_GIVEN TASK_: Tally how many lines include "Users". The number is the whole answer.

···

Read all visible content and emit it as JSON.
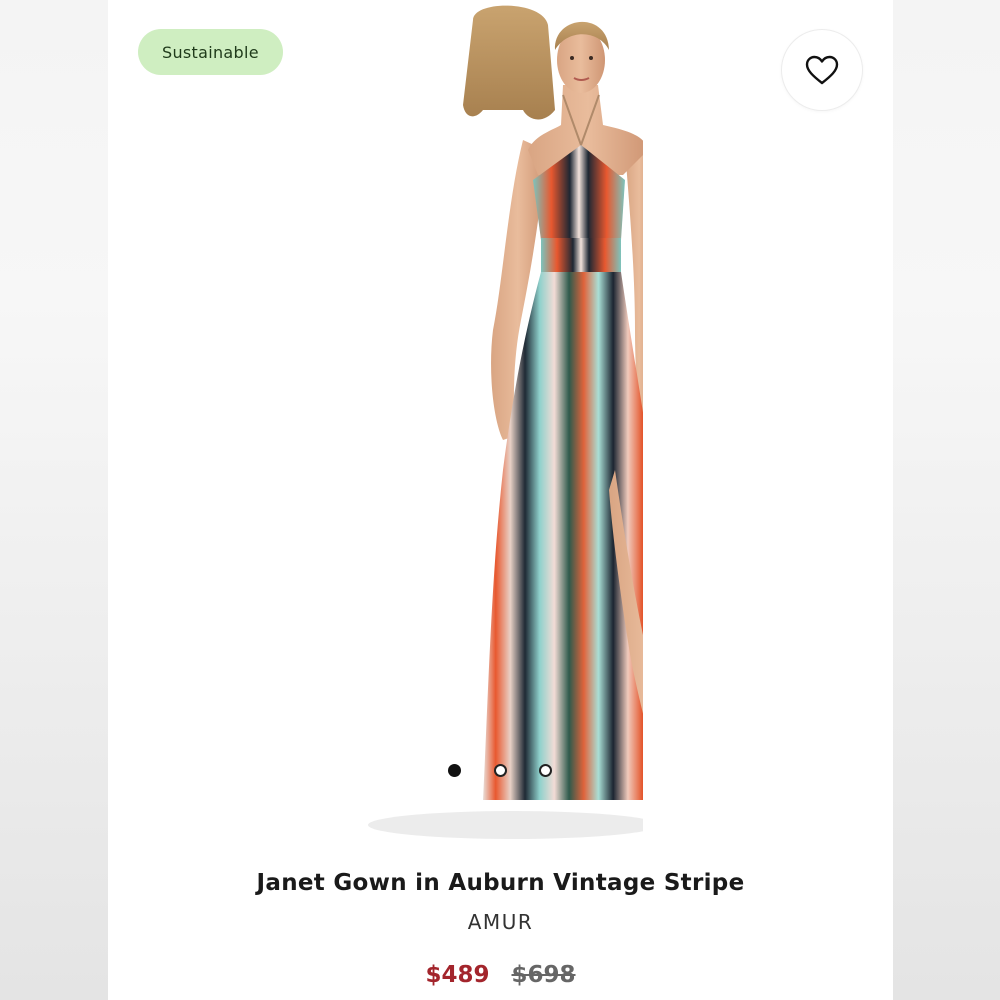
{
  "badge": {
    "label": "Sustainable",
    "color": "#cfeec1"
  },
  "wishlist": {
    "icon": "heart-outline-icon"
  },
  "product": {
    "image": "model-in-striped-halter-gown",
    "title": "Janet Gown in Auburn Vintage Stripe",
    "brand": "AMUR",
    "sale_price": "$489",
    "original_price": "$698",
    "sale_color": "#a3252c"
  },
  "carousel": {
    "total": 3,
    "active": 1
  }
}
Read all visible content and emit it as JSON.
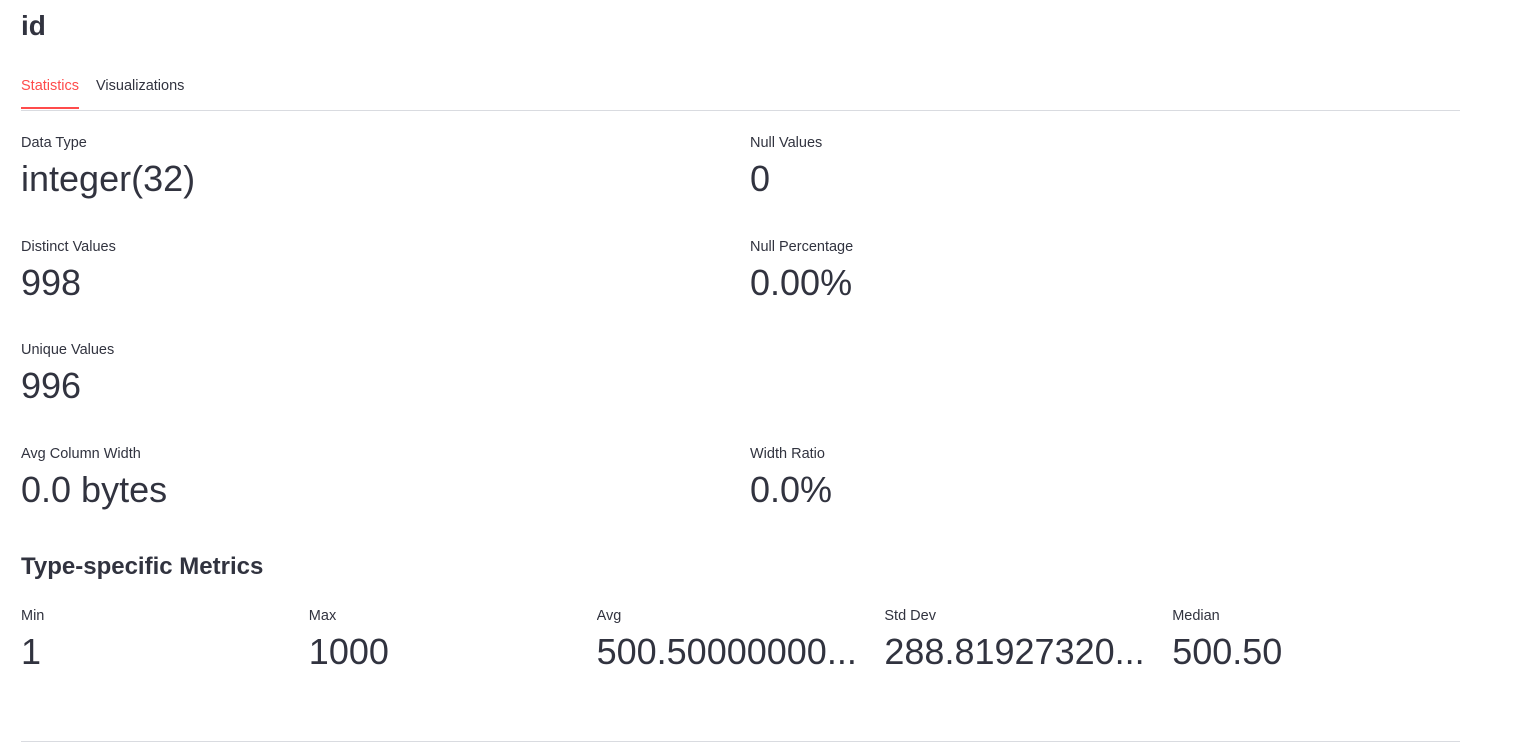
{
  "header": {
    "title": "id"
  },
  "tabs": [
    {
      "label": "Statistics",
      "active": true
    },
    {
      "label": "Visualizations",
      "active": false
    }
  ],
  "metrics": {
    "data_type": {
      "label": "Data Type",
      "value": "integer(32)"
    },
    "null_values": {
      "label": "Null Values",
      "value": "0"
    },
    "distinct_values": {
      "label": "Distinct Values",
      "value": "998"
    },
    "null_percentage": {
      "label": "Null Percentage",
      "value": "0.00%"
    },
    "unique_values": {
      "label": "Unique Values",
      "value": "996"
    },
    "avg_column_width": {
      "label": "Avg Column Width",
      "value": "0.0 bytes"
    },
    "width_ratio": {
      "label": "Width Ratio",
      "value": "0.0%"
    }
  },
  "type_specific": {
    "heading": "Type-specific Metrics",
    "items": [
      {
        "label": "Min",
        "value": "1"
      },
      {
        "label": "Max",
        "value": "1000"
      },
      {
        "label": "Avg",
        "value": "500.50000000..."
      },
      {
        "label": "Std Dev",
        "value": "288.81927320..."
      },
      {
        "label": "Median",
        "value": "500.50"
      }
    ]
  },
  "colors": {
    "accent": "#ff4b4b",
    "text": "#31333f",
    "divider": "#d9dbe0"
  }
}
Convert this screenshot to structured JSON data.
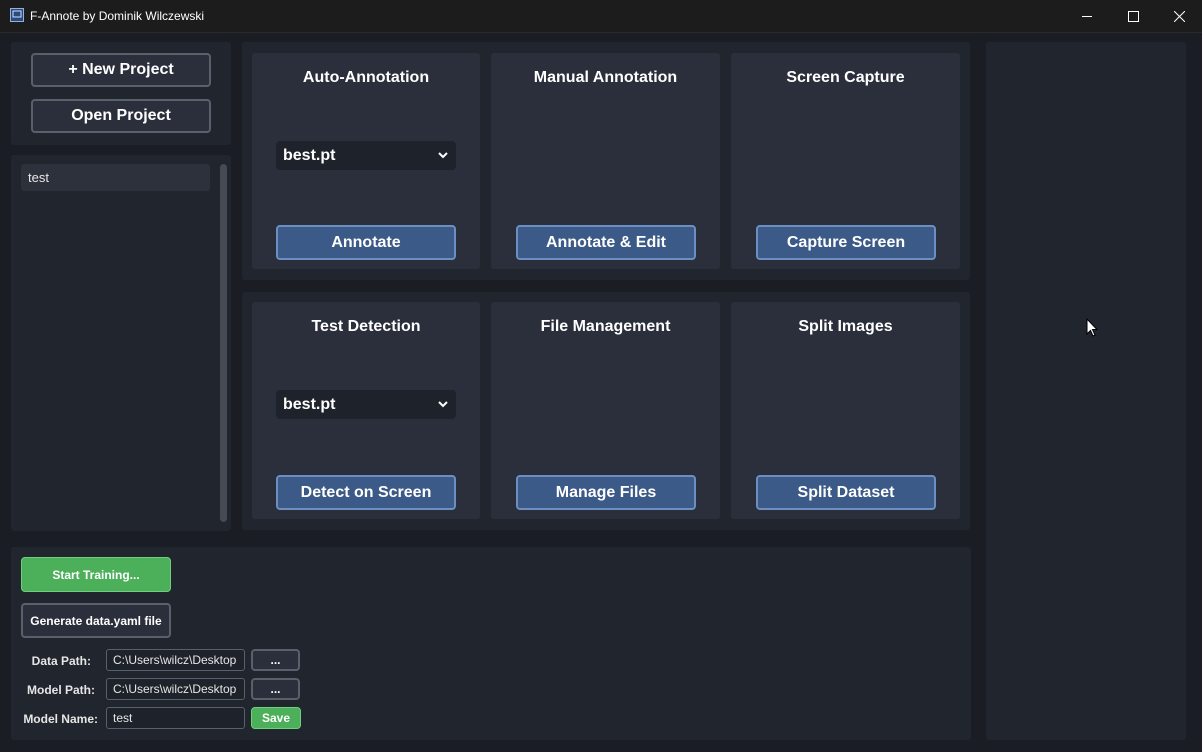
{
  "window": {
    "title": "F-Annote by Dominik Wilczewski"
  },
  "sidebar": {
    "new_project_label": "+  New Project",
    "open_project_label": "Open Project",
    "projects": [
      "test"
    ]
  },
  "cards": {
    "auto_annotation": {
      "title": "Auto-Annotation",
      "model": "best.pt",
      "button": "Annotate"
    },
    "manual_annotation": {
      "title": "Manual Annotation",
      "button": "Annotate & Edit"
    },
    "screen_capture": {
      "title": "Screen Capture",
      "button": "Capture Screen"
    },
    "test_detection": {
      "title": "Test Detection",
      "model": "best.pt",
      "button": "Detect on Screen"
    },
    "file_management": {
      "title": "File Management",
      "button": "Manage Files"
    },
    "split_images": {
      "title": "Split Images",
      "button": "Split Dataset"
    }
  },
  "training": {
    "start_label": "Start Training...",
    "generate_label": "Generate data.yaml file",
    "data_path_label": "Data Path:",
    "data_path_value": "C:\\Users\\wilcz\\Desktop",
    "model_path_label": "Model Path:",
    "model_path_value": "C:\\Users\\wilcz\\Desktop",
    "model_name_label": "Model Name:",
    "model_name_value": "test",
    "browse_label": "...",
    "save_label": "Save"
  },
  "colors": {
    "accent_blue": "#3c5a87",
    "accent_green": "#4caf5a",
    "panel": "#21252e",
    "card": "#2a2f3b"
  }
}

···

_OUTPUT OF THE EXERCISE_: 2